Identify the lines holding "name" and copy them.

▶ Supplied material
++++++++

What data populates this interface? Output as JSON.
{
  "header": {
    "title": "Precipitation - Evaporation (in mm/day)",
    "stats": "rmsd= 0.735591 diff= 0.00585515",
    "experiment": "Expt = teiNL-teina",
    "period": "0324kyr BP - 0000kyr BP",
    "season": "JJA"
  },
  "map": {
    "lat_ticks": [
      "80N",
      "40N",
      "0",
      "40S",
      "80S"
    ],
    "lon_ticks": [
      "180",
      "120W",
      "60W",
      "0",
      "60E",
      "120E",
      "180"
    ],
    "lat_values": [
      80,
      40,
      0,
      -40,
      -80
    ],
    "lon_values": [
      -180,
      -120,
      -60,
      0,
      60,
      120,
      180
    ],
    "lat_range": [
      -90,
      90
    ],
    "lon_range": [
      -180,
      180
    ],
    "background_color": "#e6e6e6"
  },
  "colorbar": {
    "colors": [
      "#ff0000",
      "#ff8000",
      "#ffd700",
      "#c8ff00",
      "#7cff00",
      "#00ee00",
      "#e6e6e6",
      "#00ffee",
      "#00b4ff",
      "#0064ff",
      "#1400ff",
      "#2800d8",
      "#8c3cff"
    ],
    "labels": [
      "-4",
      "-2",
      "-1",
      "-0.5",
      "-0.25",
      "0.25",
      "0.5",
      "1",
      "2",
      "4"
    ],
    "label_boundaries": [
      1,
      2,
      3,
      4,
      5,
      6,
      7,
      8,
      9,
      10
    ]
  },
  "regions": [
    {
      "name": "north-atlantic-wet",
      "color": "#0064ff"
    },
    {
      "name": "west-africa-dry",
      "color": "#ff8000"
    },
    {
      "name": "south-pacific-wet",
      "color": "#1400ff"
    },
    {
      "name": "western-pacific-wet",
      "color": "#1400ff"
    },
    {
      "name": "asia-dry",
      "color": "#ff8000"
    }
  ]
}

++++++++

▶ Solved problem
      "name": "north-atlantic-wet",
      "name": "west-africa-dry",
      "name": "south-pacific-wet",
      "name": "western-pacific-wet",
      "name": "asia-dry",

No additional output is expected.